(Stated exercise): Without the images, output each record below as it stands.

(Records excerpted from a collection):
------------

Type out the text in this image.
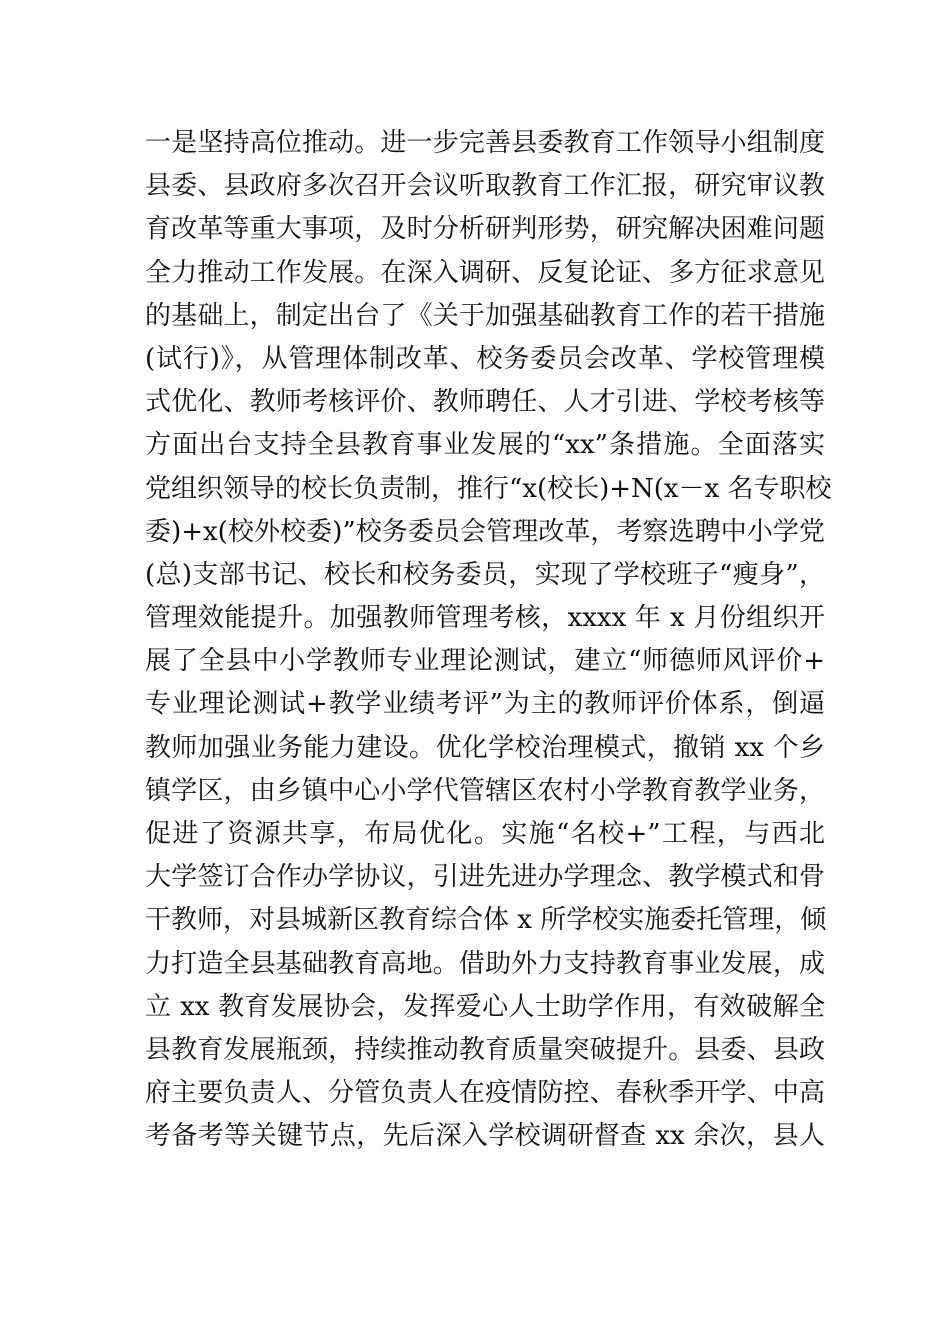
一是坚持高位推动。进一步完善县委教育工作领导小组制度
县委、县政府多次召开会议听取教育工作汇报，研究审议教
育改革等重大事项，及时分析研判形势，研究解决困难问题
全力推动工作发展。在深入调研、反复论证、多方征求意见
的基础上，制定出台了《关于加强基础教育工作的若干措施
(试行)》，从管理体制改革、校务委员会改革、学校管理模
式优化、教师考核评价、教师聘任、人才引进、学校考核等
方面出台支持全县教育事业发展的“xx”条措施。全面落实
党组织领导的校长负责制，推行“x(校长)+N(x－x 名专职校
委)+x(校外校委)”校务委员会管理改革，考察选聘中小学党
(总)支部书记、校长和校务委员，实现了学校班子“瘦身”，
管理效能提升。加强教师管理考核，xxxx 年 x 月份组织开
展了全县中小学教师专业理论测试，建立“师德师风评价+
专业理论测试+教学业绩考评”为主的教师评价体系，倒逼
教师加强业务能力建设。优化学校治理模式，撤销 xx 个乡
镇学区，由乡镇中心小学代管辖区农村小学教育教学业务，
促进了资源共享，布局优化。实施“名校+”工程，与西北
大学签订合作办学协议，引进先进办学理念、教学模式和骨
干教师，对县城新区教育综合体 x 所学校实施委托管理，倾
力打造全县基础教育高地。借助外力支持教育事业发展，成
立 xx 教育发展协会，发挥爱心人士助学作用，有效破解全
县教育发展瓶颈，持续推动教育质量突破提升。县委、县政
府主要负责人、分管负责人在疫情防控、春秋季开学、中高
考备考等关键节点，先后深入学校调研督查 xx 余次，县人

------------

(Answer to the task):
Type out the text in this image.
一是坚持高位推动。进一步完善县委教育工作领导小组制度
县委、县政府多次召开会议听取教育工作汇报，研究审议教
育改革等重大事项，及时分析研判形势，研究解决困难问题
全力推动工作发展。在深入调研、反复论证、多方征求意见
的基础上，制定出台了《关于加强基础教育工作的若干措施
(试行)》，从管理体制改革、校务委员会改革、学校管理模
式优化、教师考核评价、教师聘任、人才引进、学校考核等
方面出台支持全县教育事业发展的“xx”条措施。全面落实
党组织领导的校长负责制，推行“x(校长)+N(x－x 名专职校
委)+x(校外校委)”校务委员会管理改革，考察选聘中小学党
(总)支部书记、校长和校务委员，实现了学校班子“瘦身”，
管理效能提升。加强教师管理考核，xxxx 年 x 月份组织开
展了全县中小学教师专业理论测试，建立“师德师风评价+
专业理论测试+教学业绩考评”为主的教师评价体系，倒逼
教师加强业务能力建设。优化学校治理模式，撤销 xx 个乡
镇学区，由乡镇中心小学代管辖区农村小学教育教学业务，
促进了资源共享，布局优化。实施“名校+”工程，与西北
大学签订合作办学协议，引进先进办学理念、教学模式和骨
干教师，对县城新区教育综合体 x 所学校实施委托管理，倾
力打造全县基础教育高地。借助外力支持教育事业发展，成
立 xx 教育发展协会，发挥爱心人士助学作用，有效破解全
县教育发展瓶颈，持续推动教育质量突破提升。县委、县政
府主要负责人、分管负责人在疫情防控、春秋季开学、中高
考备考等关键节点，先后深入学校调研督查 xx 余次，县人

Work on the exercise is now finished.